-- start --

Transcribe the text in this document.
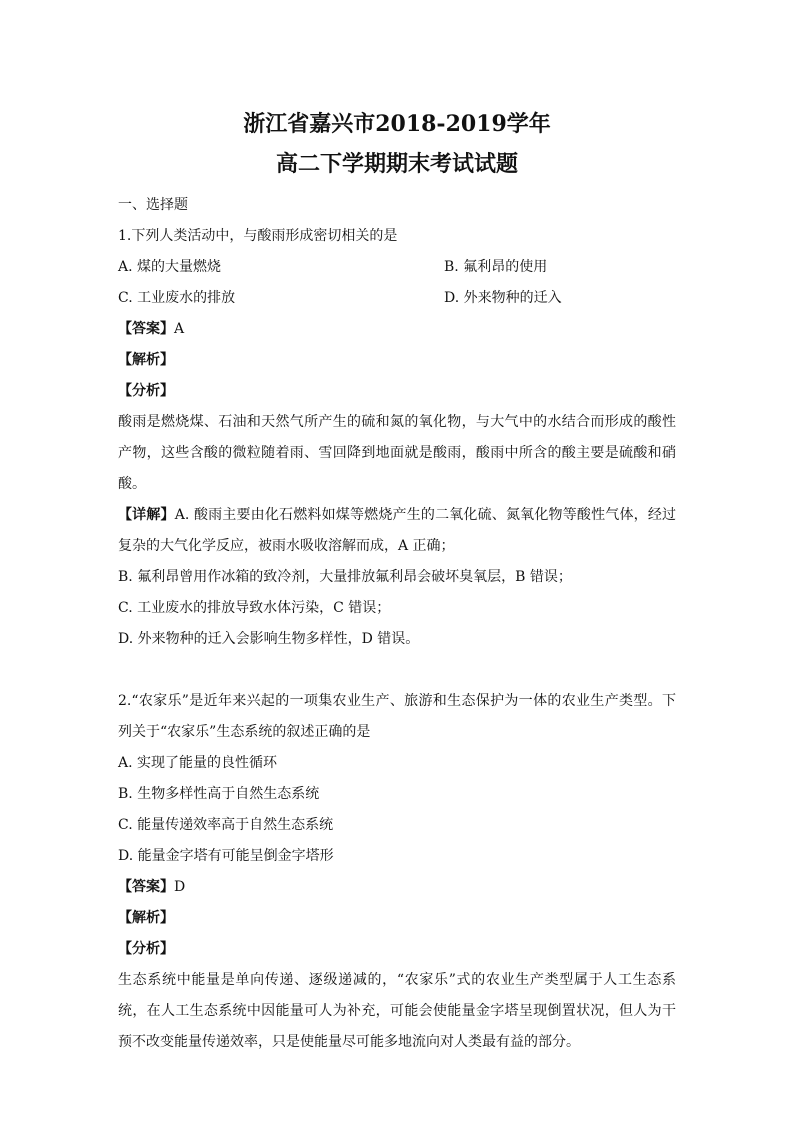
浙江省嘉兴市2018-2019学年
高二下学期期末考试试题
一、选择题
1.下列人类活动中，与酸雨形成密切相关的是
A. 煤的大量燃烧	B. 氟利昂的使用
C. 工业废水的排放	D. 外来物种的迁入
【答案】A
【解析】
【分析】
酸雨是燃烧煤、石油和天然气所产生的硫和氮的氧化物，与大气中的水结合而形成的酸性产物，这些含酸的微粒随着雨、雪回降到地面就是酸雨，酸雨中所含的酸主要是硫酸和硝酸。
【详解】A. 酸雨主要由化石燃料如煤等燃烧产生的二氧化硫、氮氧化物等酸性气体，经过复杂的大气化学反应，被雨水吸收溶解而成，A 正确；
B. 氟利昂曾用作冰箱的致冷剂，大量排放氟利昂会破坏臭氧层，B 错误；
C. 工业废水的排放导致水体污染，C 错误；
D. 外来物种的迁入会影响生物多样性，D 错误。
2.“农家乐”是近年来兴起的一项集农业生产、旅游和生态保护为一体的农业生产类型。下列关于“农家乐”生态系统的叙述正确的是
A. 实现了能量的良性循环
B. 生物多样性高于自然生态系统
C. 能量传递效率高于自然生态系统
D. 能量金字塔有可能呈倒金字塔形
【答案】D
【解析】
【分析】
生态系统中能量是单向传递、逐级递减的，“农家乐”式的农业生产类型属于人工生态系统，在人工生态系统中因能量可人为补充，可能会使能量金字塔呈现倒置状况，但人为干预不改变能量传递效率，只是使能量尽可能多地流向对人类最有益的部分。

-- end --

- [Task brief]
Restate the records word for word, omitting images.

- [The response]
Transcribe the text in this document.
浙江省嘉兴市2018-2019学年
高二下学期期末考试试题
一、选择题
1.下列人类活动中，与酸雨形成密切相关的是
A. 煤的大量燃烧	B. 氟利昂的使用
C. 工业废水的排放	D. 外来物种的迁入
【答案】A
【解析】
【分析】
酸雨是燃烧煤、石油和天然气所产生的硫和氮的氧化物，与大气中的水结合而形成的酸性产物，这些含酸的微粒随着雨、雪回降到地面就是酸雨，酸雨中所含的酸主要是硫酸和硝酸。
【详解】A. 酸雨主要由化石燃料如煤等燃烧产生的二氧化硫、氮氧化物等酸性气体，经过复杂的大气化学反应，被雨水吸收溶解而成，A 正确；
B. 氟利昂曾用作冰箱的致冷剂，大量排放氟利昂会破坏臭氧层，B 错误；
C. 工业废水的排放导致水体污染，C 错误；
D. 外来物种的迁入会影响生物多样性，D 错误。
2.“农家乐”是近年来兴起的一项集农业生产、旅游和生态保护为一体的农业生产类型。下列关于“农家乐”生态系统的叙述正确的是
A. 实现了能量的良性循环
B. 生物多样性高于自然生态系统
C. 能量传递效率高于自然生态系统
D. 能量金字塔有可能呈倒金字塔形
【答案】D
【解析】
【分析】
生态系统中能量是单向传递、逐级递减的，“农家乐”式的农业生产类型属于人工生态系统，在人工生态系统中因能量可人为补充，可能会使能量金字塔呈现倒置状况，但人为干预不改变能量传递效率，只是使能量尽可能多地流向对人类最有益的部分。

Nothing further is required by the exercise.